Task goal
Your task is to reproduce the material exactly.

══ Provided records

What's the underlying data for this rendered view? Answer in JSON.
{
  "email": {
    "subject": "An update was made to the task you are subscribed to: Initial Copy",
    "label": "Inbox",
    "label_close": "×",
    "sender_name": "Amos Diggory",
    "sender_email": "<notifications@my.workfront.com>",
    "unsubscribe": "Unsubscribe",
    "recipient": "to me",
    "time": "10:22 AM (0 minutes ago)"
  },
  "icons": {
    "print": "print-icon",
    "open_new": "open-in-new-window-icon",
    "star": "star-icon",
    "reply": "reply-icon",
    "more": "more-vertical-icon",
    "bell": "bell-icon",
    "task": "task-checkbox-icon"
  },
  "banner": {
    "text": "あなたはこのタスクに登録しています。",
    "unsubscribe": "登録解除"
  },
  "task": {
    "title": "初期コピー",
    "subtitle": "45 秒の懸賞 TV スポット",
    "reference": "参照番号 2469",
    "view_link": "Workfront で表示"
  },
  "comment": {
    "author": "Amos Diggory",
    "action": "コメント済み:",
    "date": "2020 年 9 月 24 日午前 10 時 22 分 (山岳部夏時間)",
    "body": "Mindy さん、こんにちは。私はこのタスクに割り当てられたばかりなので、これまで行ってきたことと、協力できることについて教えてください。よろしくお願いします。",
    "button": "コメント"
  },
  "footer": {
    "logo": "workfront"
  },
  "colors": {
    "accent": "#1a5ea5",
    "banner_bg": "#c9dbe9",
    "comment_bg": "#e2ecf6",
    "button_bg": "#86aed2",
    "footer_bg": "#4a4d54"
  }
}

════

Result
What's the underlying data for this rendered view? Answer in JSON.
{
  "email": {
    "subject": "An update was made to the task you are subscribed to: Initial Copy",
    "label": "Inbox",
    "label_close": "×",
    "sender_name": "Amos Diggory",
    "sender_email": "<notifications@my.workfront.com>",
    "unsubscribe": "Unsubscribe",
    "recipient": "to me",
    "time": "10:22 AM (0 minutes ago)"
  },
  "icons": {
    "print": "print-icon",
    "open_new": "open-in-new-window-icon",
    "star": "star-icon",
    "reply": "reply-icon",
    "more": "more-vertical-icon",
    "bell": "bell-icon",
    "task": "task-checkbox-icon"
  },
  "banner": {
    "text": "あなたはこのタスクに登録しています。",
    "unsubscribe": "登録解除"
  },
  "task": {
    "title": "初期コピー",
    "subtitle": "45 秒の懸賞 TV スポット",
    "reference": "参照番号 2469",
    "view_link": "Workfront で表示"
  },
  "comment": {
    "author": "Amos Diggory",
    "action": "コメント済み:",
    "date": "2020 年 9 月 24 日午前 10 時 22 分 (山岳部夏時間)",
    "body": "Mindy さん、こんにちは。私はこのタスクに割り当てられたばかりなので、これまで行ってきたことと、協力できることについて教えてください。よろしくお願いします。",
    "button": "コメント"
  },
  "footer": {
    "logo": "workfront"
  },
  "colors": {
    "accent": "#1a5ea5",
    "banner_bg": "#c9dbe9",
    "comment_bg": "#e2ecf6",
    "button_bg": "#86aed2",
    "footer_bg": "#4a4d54"
  }
}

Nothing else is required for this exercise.